Desgraciadamente parece que el país se encuentra envuelto en un círculo vicioso: la militarización empuja a las bandas criminales a “perfeccionar” sus tácticas de muerte y de sojuzgamiento social. Es como la historia de las carreras armamentistas: si un soldado es sustituido por un cabo dotado ya no de un simple fusil, sino de un arma de asalto, la organización criminal dejará colgadas las resorteras y verá la manera de adquirir kalashnikofs, y así sucesivamente, en una espiral sin freno. Y todo este caldo mortal de cultivo, convenientemente aderezado por las gramáticas del aniquilamiento: entre el lenguaje belicista oficial, y el lenguaje amenazador de, pongamos por caso, las “narcomantas”, media únicamente una delgadísima línea roja, pues al fin y al cabo pertenecen al mismo registro del exterminio total, que se radicaliza, que acumula y “supera” sus métodos brutales.
El escenario más probable es que, como la administración calderonista no tiene los medios, ni la imaginación política suficiente para detener el baño de sangre en el plazo de los dos años que le restan, le dejará al gobierno siguiente la compleja tarea de juntar alguno que otro trozo de este país estallado en pedazos: no hablamos solamente de los cerca de 400 municipios bajo control del narco, como tampoco nos referimos nada más a las colonias, barrios, zonas urbanas que han sido “tomadas” como nidos del crimen organizado.
Se trata de un país estallado en varios de sus tejidos sociales: miles de jóvenes y adultos renuncian a socializar en los “mundos del trabajo”, “mundos escolares”, “mundos del ocio”, para optar por la brutalidad de los “mundos de la calle”, los mundos del dinero rápido, y de la sensación de sentirse amos y señores de vidas ajenas, sensaciones propias de ese mortal mundo de los sicarios.
Ha sido, al parecer, tan honda la cesura en ciertos tejidos sociales debida a la radicalización acumulativa de la violencia (a una resortera se le contesta con un arco y flecha, y a éstos con un revólver, y a éste con un rifle, y así, al infinito), que por desgracia llevará años enteros restañar la actual herida nacional, aún más profunda por las cuotas de impunidad tan escandalosas.

Tareas:
(a) Según el texto sobre la espiral de violencia, ¿cuántos municipios se encuentran bajo control del narco?
(b) Indica si cada afirmación concuerda con el texto sobre la espiral de violencia y cita las palabras que lo deciden: (i) La administración calderonista cuenta con los medios para detener el baño de sangre en los dos años que le restan. (ii) La herida nacional se vuelve más profunda a causa de la impunidad. (iii) Miles de jóvenes y adultos optan por los "mundos de la calle".
(c) Continúa el texto sobre la espiral de violencia a partir de su última oración.
El listado que aparece a continuación es material independiente del texto.

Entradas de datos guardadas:
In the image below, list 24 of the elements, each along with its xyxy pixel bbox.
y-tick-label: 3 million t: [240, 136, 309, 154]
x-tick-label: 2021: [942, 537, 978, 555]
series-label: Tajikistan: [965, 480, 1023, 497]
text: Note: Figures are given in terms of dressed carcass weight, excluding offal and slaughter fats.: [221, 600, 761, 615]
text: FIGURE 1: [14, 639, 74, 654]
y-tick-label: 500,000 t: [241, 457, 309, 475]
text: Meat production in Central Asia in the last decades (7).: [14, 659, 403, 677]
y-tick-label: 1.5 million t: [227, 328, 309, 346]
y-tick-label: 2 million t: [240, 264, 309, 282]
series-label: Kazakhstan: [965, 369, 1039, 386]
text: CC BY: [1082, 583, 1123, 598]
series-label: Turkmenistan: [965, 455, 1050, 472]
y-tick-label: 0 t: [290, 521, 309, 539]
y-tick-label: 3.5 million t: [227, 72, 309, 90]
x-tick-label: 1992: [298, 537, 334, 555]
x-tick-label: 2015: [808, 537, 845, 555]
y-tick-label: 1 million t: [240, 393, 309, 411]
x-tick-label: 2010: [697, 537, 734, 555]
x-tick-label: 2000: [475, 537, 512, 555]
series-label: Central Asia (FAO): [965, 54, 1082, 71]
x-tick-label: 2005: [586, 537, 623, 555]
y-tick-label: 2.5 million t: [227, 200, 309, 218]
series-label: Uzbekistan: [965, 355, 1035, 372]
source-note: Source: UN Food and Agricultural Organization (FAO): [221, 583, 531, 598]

Respuestas:
(a) Cerca de 400 municipios.

(b)
(i) No: "la administración calderonista no tiene los medios, ni la imaginación política suficiente para detener el baño de sangre en el plazo de los dos años que le restan".
(ii) Sí: "aún más profunda por las cuotas de impunidad tan escandalosas".
(iii) Sí: "miles de jóvenes y adultos renuncian a socializar en los “mundos del trabajo”, “mundos escolares”, “mundos del ocio”, para optar por la brutalidad de los “mundos de la calle”".

(c)
Visto que el Estado es incapaz de cumplir su parte en el pacto social básico (garantizar la vida de los ciudadanos), nos queda a la sociedad civil una parte importante para, por lo menos, ponerle cotos a este escalamiento de la violencia y de las atrocidades.
En primer lugar, cuestionar el lenguaje de la barbarie, el discurso belicista y de aniquilamiento en el que se empeña la actual administración; en segundo lugar, no dejarse vencer por el desánimo ni por el miedo: cierto que hay que redoblar los cuidados personales, el saber tomar precauciones por el hecho de que uno no sabe ni cuándo ni a qué horas sucederá una balacera, pero sin que esas precauciones conduzcan a un miedo paralizante, pues el miedo es precisamente uno de los canales que favorecen y multiplican la impunidad y la violencia; en tercer lugar, no renunciar al ejercicio de la civilidad, es decir, al derecho de manifestar nuestra indignación, ni de, llegado el momento, hacerse presentes en el espacio público para pedir la rendición de cuentas. Y en cuarto lugar, contribuir a la imaginería social para pensar en soluciones desde el nivel de la familia, hasta de colectivos más amplios.
Ahora sí que como dice el dicho, que por uno, que por nosotros, la sociedad civil, no quede.
Un profundo, sincero y sentido pésame a quienes han perdido seres queridos en estos últimos tres años y diez meses en que ha campeado en el país el discurso del exterminio, la barbarie y el aniquilamiento.